▶ What you need to do
Copy out every line of the data exactly.

▶ Input for this task
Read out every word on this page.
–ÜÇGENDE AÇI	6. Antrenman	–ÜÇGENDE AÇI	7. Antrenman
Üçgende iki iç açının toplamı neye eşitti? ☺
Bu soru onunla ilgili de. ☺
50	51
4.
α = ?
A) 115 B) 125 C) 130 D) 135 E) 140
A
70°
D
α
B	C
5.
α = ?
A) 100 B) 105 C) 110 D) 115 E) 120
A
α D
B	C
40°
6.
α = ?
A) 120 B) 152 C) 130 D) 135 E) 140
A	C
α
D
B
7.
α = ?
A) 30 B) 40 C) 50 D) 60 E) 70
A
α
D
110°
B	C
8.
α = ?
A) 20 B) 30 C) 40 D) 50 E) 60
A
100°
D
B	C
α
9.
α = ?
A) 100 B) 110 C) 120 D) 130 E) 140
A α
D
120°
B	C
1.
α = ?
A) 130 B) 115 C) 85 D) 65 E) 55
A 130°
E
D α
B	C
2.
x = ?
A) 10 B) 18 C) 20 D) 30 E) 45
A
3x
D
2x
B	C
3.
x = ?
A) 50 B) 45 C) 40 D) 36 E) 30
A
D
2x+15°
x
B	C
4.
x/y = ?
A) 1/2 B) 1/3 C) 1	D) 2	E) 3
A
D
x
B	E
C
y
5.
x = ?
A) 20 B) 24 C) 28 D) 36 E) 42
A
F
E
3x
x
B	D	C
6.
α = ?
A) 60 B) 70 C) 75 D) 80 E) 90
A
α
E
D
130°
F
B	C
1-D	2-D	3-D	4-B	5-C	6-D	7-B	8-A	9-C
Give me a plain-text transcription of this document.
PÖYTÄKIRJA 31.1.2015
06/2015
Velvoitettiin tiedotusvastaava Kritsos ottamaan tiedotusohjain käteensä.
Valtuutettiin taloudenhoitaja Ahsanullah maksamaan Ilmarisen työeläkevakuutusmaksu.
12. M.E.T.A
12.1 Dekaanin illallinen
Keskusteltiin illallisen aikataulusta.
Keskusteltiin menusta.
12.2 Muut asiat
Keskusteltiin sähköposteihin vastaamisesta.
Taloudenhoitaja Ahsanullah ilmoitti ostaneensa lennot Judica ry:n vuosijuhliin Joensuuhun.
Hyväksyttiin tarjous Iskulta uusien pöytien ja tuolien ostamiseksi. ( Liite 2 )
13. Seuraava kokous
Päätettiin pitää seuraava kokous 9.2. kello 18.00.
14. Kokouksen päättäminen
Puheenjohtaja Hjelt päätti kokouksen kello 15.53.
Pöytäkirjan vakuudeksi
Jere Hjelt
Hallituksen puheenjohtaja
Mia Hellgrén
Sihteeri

▶ Output for this task
Read out every word on this page.
–ÜÇGENDE AÇI	6. Antrenman	–ÜÇGENDE AÇI	7. Antrenman
Üçgende iki iç açının toplamı neye eşitti? ☺
Bu soru onunla ilgili de. ☺
50	51
4.
α = ?
A) 115 B) 125 C) 130 D) 135 E) 140
A
70°
D
α
B	C
5.
α = ?
A) 100 B) 105 C) 110 D) 115 E) 120
A
α D
B	C
40°
6.
α = ?
A) 120 B) 152 C) 130 D) 135 E) 140
A	C
α
D
B
7.
α = ?
A) 30 B) 40 C) 50 D) 60 E) 70
A
α
D
110°
B	C
8.
α = ?
A) 20 B) 30 C) 40 D) 50 E) 60
A
100°
D
B	C
α
9.
α = ?
A) 100 B) 110 C) 120 D) 130 E) 140
A α
D
120°
B	C
1.
α = ?
A) 130 B) 115 C) 85 D) 65 E) 55
A 130°
E
D α
B	C
2.
x = ?
A) 10 B) 18 C) 20 D) 30 E) 45
A
3x
D
2x
B	C
3.
x = ?
A) 50 B) 45 C) 40 D) 36 E) 30
A
D
2x+15°
x
B	C
4.
x/y = ?
A) 1/2 B) 1/3 C) 1	D) 2	E) 3
A
D
x
B	E
C
y
5.
x = ?
A) 20 B) 24 C) 28 D) 36 E) 42
A
F
E
3x
x
B	D	C
6.
α = ?
A) 60 B) 70 C) 75 D) 80 E) 90
A
α
E
D
130°
F
B	C
1-D	2-D	3-D	4-B	5-C	6-D	7-B	8-A	9-C
Give me a plain-text transcription of this document.
PÖYTÄKIRJA 31.1.2015
06/2015
Velvoitettiin tiedotusvastaava Kritsos ottamaan tiedotusohjain käteensä.
Valtuutettiin taloudenhoitaja Ahsanullah maksamaan Ilmarisen työeläkevakuutusmaksu.
12. M.E.T.A
12.1 Dekaanin illallinen
Keskusteltiin illallisen aikataulusta.
Keskusteltiin menusta.
12.2 Muut asiat
Keskusteltiin sähköposteihin vastaamisesta.
Taloudenhoitaja Ahsanullah ilmoitti ostaneensa lennot Judica ry:n vuosijuhliin Joensuuhun.
Hyväksyttiin tarjous Iskulta uusien pöytien ja tuolien ostamiseksi. ( Liite 2 )
13. Seuraava kokous
Päätettiin pitää seuraava kokous 9.2. kello 18.00.
14. Kokouksen päättäminen
Puheenjohtaja Hjelt päätti kokouksen kello 15.53.
Pöytäkirjan vakuudeksi
Jere Hjelt
Hallituksen puheenjohtaja
Mia Hellgrén
Sihteeri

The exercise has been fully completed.